Some records
++++++

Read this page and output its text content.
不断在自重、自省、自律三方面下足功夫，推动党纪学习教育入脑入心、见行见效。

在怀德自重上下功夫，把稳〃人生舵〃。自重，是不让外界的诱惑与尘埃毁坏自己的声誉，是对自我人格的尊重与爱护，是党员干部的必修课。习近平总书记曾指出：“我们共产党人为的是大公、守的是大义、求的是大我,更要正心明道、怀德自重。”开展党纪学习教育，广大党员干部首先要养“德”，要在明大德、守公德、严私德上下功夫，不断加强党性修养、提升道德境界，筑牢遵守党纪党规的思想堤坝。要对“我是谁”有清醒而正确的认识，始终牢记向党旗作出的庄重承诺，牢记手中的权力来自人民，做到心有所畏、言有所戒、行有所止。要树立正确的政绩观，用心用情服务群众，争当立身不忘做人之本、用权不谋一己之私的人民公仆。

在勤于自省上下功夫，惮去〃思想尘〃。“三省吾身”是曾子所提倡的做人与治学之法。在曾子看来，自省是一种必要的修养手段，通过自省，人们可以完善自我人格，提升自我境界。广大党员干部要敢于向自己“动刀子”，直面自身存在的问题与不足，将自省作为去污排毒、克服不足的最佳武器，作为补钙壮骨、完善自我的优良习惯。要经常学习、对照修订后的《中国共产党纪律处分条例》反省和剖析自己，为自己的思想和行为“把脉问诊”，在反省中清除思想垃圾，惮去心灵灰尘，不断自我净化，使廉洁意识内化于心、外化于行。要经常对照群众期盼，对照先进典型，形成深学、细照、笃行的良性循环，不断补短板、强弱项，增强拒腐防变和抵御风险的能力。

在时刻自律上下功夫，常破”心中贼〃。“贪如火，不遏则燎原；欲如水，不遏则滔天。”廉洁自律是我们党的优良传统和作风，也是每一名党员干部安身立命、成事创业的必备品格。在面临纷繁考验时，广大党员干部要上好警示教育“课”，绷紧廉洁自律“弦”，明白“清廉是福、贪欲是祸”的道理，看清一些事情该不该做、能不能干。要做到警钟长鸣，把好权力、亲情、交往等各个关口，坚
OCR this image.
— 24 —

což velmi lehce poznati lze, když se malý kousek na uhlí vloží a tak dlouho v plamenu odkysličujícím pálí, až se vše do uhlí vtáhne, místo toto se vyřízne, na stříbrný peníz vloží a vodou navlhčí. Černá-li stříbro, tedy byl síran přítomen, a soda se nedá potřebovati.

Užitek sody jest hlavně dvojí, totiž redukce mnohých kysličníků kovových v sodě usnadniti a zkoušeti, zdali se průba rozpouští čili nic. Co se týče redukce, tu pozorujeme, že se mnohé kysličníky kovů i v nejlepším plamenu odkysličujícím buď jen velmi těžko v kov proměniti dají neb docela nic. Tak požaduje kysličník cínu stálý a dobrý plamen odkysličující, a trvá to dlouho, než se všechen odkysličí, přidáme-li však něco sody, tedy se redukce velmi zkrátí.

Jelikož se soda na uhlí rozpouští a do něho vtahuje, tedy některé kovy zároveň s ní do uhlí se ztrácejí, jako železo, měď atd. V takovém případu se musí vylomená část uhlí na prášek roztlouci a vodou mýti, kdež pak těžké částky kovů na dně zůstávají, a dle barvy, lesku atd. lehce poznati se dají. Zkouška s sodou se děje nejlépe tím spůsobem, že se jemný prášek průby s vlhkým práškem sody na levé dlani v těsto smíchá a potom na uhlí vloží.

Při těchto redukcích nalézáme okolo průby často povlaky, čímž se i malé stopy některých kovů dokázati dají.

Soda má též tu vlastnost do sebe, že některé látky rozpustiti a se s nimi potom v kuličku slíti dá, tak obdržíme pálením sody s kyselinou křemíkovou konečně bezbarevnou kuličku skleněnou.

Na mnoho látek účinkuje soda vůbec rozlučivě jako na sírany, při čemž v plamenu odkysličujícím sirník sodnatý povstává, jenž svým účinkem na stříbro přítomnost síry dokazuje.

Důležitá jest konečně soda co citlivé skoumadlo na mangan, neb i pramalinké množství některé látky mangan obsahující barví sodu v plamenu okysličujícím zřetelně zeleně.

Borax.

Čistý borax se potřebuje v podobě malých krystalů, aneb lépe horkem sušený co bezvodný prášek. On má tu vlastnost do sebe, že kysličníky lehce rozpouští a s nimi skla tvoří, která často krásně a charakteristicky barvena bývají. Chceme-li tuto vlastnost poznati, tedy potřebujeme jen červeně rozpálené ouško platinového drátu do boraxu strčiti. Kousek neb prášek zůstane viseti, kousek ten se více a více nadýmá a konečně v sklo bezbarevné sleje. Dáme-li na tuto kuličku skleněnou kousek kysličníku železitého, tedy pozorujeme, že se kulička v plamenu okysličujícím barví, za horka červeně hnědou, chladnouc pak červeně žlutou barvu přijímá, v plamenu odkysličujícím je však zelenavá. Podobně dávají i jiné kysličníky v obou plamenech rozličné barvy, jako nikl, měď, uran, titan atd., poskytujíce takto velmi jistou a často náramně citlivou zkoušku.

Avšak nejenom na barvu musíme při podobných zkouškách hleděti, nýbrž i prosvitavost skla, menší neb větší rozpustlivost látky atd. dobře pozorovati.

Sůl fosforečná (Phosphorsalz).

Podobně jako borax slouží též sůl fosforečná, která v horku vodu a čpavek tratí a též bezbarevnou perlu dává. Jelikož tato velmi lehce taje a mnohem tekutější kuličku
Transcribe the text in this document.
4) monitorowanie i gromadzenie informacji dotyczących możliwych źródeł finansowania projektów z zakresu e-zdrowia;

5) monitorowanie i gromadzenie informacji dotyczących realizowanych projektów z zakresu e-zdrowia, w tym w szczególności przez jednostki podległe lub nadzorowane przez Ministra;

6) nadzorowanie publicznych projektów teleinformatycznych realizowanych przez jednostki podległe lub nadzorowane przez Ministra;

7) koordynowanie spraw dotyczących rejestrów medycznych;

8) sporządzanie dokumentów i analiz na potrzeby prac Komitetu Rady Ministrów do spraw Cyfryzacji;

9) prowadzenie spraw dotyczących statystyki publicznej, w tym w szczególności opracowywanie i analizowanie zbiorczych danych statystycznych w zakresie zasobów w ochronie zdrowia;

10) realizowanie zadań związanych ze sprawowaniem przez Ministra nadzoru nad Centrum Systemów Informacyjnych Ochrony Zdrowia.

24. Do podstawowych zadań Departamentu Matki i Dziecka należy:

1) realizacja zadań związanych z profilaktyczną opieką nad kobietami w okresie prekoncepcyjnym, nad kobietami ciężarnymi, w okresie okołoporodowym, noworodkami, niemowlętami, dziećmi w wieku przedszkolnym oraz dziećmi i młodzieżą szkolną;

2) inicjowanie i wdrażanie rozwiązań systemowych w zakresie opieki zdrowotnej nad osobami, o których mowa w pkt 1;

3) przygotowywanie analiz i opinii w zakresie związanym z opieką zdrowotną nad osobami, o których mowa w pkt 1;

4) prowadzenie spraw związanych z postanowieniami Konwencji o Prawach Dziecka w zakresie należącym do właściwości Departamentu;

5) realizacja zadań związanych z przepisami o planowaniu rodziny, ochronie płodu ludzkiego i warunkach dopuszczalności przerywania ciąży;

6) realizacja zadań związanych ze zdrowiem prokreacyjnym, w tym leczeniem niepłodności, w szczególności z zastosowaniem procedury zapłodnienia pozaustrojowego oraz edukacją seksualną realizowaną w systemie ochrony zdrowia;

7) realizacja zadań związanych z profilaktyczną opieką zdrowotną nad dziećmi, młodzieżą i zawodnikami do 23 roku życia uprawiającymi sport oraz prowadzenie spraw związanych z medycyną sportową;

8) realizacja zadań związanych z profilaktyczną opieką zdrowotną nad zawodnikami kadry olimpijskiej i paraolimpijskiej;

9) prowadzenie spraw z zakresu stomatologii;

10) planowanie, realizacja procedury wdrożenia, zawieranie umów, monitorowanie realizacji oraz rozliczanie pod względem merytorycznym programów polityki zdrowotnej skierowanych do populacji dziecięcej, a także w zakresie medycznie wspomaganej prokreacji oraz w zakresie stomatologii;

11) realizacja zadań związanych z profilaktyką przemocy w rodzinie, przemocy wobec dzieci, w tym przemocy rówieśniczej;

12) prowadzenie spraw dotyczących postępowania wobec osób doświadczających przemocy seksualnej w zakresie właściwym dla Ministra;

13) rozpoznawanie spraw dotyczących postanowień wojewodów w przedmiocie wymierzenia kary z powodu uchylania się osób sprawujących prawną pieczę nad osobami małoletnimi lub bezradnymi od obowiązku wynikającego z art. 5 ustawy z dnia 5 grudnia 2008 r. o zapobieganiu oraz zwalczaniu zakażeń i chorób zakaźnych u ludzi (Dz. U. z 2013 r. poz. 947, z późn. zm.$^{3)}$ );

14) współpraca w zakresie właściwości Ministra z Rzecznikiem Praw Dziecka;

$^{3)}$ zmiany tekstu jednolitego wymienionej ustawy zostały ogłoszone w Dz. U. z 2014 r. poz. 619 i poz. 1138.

++++++

→ What you are asked to do:
List each line in the listing that contains the string "stříbro".

→ Correct output:
což velmi lehce poznati lze, když se malý kousek na uhlí vloží a tak dlouho v plamenu odkysličujícím pálí, až se vše do uhlí vtáhne, místo toto se vyřízne, na stříbrný peníz vloží a vodou navlhčí. Černá-li stříbro, tedy byl síran přítomen, a soda se nedá potřebovati.
Na mnoho látek účinkuje soda vůbec rozlučivě jako na sírany, při čemž v plamenu odkysličujícím sirník sodnatý povstává, jenž svým účinkem na stříbro přítomnost síry dokazuje.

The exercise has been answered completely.